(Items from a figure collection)
────────────────────────────────────────
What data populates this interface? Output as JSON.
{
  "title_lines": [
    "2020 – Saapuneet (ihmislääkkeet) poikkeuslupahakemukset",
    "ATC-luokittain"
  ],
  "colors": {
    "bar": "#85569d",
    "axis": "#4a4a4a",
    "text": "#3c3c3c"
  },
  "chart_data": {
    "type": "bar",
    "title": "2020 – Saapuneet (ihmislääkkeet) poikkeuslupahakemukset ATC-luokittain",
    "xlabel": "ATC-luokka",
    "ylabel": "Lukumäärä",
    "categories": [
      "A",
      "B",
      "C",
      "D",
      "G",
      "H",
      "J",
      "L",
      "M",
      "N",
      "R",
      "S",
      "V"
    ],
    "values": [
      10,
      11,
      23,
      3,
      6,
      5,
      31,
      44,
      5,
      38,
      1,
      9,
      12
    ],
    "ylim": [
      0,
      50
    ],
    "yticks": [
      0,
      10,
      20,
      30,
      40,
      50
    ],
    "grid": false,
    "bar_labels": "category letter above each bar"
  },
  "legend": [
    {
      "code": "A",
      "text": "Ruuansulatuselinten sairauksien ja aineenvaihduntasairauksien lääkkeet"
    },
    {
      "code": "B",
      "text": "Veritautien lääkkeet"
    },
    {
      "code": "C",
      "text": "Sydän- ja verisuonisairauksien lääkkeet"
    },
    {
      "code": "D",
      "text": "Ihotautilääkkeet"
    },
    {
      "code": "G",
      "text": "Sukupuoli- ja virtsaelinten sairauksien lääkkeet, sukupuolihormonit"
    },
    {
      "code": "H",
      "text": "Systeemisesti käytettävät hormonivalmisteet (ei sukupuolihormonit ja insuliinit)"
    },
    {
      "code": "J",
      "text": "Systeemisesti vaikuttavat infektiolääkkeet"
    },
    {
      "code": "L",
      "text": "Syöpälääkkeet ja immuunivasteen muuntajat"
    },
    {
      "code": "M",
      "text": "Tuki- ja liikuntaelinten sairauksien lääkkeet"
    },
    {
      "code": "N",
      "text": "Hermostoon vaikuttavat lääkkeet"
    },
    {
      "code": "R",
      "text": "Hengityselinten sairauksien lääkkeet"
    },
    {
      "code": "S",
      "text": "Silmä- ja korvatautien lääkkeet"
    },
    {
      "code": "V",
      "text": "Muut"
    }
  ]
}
────────────────────────────────────────
(PROMPT) Copy each line above where the string "vaikuttavat" occurs.

(THE ANSWER)
      "text": "Systeemisesti vaikuttavat infektiolääkkeet"
      "text": "Hermostoon vaikuttavat lääkkeet"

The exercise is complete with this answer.